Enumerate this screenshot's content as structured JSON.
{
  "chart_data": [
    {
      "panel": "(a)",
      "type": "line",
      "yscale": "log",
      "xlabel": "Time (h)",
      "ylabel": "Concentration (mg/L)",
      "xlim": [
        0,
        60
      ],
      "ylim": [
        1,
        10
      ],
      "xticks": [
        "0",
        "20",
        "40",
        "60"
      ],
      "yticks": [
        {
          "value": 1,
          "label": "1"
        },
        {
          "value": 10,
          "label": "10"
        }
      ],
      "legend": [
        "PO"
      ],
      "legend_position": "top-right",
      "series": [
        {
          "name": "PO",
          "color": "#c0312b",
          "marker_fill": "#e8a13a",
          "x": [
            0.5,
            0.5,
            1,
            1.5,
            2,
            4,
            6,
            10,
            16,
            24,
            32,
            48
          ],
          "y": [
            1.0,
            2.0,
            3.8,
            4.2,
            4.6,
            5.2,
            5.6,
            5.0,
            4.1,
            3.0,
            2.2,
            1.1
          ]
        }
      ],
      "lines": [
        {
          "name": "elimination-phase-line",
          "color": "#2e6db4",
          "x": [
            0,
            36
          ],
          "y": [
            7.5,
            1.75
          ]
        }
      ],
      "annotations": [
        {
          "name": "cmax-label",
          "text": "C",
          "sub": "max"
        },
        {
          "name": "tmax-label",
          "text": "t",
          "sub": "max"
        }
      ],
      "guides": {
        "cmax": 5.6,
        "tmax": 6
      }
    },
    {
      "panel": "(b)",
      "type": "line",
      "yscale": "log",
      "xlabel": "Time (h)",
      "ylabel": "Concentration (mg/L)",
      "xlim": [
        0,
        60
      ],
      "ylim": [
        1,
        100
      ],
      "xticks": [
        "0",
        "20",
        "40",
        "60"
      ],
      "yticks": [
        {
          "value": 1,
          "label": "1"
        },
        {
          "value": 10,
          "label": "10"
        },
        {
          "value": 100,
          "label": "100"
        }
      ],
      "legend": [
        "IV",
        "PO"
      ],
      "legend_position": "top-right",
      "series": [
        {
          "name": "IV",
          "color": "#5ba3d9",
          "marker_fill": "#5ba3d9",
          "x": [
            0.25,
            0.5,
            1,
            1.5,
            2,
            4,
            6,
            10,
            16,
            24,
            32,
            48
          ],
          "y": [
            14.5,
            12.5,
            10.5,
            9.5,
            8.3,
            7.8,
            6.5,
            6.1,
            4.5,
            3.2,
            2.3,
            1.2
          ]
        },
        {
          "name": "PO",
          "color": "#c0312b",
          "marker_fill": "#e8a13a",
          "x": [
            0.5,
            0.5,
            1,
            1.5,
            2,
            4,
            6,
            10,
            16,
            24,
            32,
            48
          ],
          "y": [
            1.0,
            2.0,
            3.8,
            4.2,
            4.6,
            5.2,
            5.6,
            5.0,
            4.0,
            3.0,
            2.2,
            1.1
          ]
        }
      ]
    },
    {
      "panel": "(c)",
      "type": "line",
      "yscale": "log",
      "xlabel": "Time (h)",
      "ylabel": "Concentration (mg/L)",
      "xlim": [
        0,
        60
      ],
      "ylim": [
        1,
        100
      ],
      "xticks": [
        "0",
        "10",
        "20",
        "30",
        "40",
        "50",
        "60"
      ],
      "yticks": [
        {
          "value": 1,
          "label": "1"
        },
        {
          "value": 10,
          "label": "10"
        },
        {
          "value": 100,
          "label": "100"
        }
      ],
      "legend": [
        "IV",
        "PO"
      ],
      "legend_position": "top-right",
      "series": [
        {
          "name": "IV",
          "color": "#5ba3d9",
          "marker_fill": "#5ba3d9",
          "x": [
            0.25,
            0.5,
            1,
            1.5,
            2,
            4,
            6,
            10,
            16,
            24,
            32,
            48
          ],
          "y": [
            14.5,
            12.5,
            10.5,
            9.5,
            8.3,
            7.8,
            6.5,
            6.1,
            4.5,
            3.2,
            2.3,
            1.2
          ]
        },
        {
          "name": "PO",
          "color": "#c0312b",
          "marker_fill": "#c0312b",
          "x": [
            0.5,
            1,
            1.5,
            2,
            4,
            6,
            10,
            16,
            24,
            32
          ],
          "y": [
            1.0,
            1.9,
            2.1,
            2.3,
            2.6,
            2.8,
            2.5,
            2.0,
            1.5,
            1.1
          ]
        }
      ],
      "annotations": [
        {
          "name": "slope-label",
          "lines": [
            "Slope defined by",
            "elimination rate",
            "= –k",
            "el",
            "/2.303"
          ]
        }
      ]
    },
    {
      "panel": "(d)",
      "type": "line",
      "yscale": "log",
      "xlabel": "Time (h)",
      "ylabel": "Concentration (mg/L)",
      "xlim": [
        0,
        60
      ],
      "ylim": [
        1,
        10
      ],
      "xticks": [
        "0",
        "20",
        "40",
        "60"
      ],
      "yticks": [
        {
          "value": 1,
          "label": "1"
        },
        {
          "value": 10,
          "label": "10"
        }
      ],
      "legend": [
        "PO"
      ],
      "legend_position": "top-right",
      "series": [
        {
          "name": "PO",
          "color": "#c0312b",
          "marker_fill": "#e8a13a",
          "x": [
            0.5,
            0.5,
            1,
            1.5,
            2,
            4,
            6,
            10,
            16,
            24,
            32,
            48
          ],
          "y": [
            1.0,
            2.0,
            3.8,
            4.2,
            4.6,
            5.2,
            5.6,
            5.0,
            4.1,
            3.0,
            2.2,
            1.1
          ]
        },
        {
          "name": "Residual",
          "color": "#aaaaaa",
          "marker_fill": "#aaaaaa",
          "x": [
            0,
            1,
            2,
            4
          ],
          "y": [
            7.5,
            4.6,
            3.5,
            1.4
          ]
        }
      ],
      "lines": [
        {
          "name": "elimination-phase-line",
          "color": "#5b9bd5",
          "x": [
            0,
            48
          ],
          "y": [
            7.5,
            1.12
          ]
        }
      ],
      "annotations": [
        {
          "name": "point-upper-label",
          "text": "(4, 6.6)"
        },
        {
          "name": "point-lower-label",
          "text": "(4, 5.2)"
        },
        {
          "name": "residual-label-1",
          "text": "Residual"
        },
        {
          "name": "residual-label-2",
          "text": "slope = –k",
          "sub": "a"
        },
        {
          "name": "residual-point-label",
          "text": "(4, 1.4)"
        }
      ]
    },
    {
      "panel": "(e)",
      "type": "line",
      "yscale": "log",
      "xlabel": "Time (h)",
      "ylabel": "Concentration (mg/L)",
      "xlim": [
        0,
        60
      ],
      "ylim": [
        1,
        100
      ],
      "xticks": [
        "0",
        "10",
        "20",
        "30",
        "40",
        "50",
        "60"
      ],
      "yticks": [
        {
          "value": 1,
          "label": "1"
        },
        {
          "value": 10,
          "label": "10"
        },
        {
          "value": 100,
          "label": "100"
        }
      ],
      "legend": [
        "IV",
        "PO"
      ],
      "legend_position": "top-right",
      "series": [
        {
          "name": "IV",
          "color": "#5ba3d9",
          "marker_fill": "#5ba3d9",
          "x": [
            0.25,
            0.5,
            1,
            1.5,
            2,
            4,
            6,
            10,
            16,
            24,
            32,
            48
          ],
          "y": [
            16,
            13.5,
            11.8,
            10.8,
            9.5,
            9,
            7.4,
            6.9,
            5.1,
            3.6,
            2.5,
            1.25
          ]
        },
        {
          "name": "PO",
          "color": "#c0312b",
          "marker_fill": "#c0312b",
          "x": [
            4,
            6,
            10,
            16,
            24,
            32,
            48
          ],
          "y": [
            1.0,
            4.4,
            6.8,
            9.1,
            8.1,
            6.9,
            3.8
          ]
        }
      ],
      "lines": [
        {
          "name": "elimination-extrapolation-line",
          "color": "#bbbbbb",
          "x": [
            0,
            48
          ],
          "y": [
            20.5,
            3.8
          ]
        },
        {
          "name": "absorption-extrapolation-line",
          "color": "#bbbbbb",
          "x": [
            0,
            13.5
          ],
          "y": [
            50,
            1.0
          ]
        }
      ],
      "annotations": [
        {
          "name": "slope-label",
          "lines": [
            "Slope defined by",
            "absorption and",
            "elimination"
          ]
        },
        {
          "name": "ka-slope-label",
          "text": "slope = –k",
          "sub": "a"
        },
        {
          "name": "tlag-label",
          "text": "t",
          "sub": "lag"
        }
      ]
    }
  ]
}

PROBLEM TO SOLVE ▸
Which lines contain "absorption"? Copy each of them out.

PROBLEM SOLUTION ▸
          "name": "absorption-extrapolation-line",
            "absorption and",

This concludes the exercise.